====== Records supplied
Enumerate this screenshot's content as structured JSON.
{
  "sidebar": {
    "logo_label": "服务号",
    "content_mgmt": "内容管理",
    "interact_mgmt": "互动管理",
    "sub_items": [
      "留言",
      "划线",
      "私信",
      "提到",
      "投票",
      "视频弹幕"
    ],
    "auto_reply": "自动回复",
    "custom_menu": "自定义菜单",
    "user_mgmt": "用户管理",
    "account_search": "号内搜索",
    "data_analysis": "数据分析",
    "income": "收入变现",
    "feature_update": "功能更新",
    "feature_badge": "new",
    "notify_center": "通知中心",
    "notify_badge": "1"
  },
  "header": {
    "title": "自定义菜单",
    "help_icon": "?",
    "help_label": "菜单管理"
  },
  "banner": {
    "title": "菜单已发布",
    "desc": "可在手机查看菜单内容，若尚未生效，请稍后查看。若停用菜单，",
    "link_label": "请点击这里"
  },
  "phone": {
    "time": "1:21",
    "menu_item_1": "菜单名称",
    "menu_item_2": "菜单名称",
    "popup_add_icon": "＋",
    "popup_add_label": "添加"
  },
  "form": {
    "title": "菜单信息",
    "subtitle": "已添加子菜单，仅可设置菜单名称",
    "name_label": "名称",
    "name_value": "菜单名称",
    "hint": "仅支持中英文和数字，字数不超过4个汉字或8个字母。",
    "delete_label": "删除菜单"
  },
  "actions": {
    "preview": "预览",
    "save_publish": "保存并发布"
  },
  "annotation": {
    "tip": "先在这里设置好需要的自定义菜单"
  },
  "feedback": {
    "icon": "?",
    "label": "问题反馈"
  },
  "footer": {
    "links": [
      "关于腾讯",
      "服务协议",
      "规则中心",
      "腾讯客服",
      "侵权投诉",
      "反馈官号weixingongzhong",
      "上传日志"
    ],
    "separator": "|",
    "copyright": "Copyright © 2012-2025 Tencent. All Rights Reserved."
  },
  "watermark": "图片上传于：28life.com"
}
============
§ **Your instructions**
Output each record exactly, leaving nothing out.

§ **The reply**
Enumerate this screenshot's content as structured JSON.
{
  "sidebar": {
    "logo_label": "服务号",
    "content_mgmt": "内容管理",
    "interact_mgmt": "互动管理",
    "sub_items": [
      "留言",
      "划线",
      "私信",
      "提到",
      "投票",
      "视频弹幕"
    ],
    "auto_reply": "自动回复",
    "custom_menu": "自定义菜单",
    "user_mgmt": "用户管理",
    "account_search": "号内搜索",
    "data_analysis": "数据分析",
    "income": "收入变现",
    "feature_update": "功能更新",
    "feature_badge": "new",
    "notify_center": "通知中心",
    "notify_badge": "1"
  },
  "header": {
    "title": "自定义菜单",
    "help_icon": "?",
    "help_label": "菜单管理"
  },
  "banner": {
    "title": "菜单已发布",
    "desc": "可在手机查看菜单内容，若尚未生效，请稍后查看。若停用菜单，",
    "link_label": "请点击这里"
  },
  "phone": {
    "time": "1:21",
    "menu_item_1": "菜单名称",
    "menu_item_2": "菜单名称",
    "popup_add_icon": "＋",
    "popup_add_label": "添加"
  },
  "form": {
    "title": "菜单信息",
    "subtitle": "已添加子菜单，仅可设置菜单名称",
    "name_label": "名称",
    "name_value": "菜单名称",
    "hint": "仅支持中英文和数字，字数不超过4个汉字或8个字母。",
    "delete_label": "删除菜单"
  },
  "actions": {
    "preview": "预览",
    "save_publish": "保存并发布"
  },
  "annotation": {
    "tip": "先在这里设置好需要的自定义菜单"
  },
  "feedback": {
    "icon": "?",
    "label": "问题反馈"
  },
  "footer": {
    "links": [
      "关于腾讯",
      "服务协议",
      "规则中心",
      "腾讯客服",
      "侵权投诉",
      "反馈官号weixingongzhong",
      "上传日志"
    ],
    "separator": "|",
    "copyright": "Copyright © 2012-2025 Tencent. All Rights Reserved."
  },
  "watermark": "图片上传于：28life.com"
}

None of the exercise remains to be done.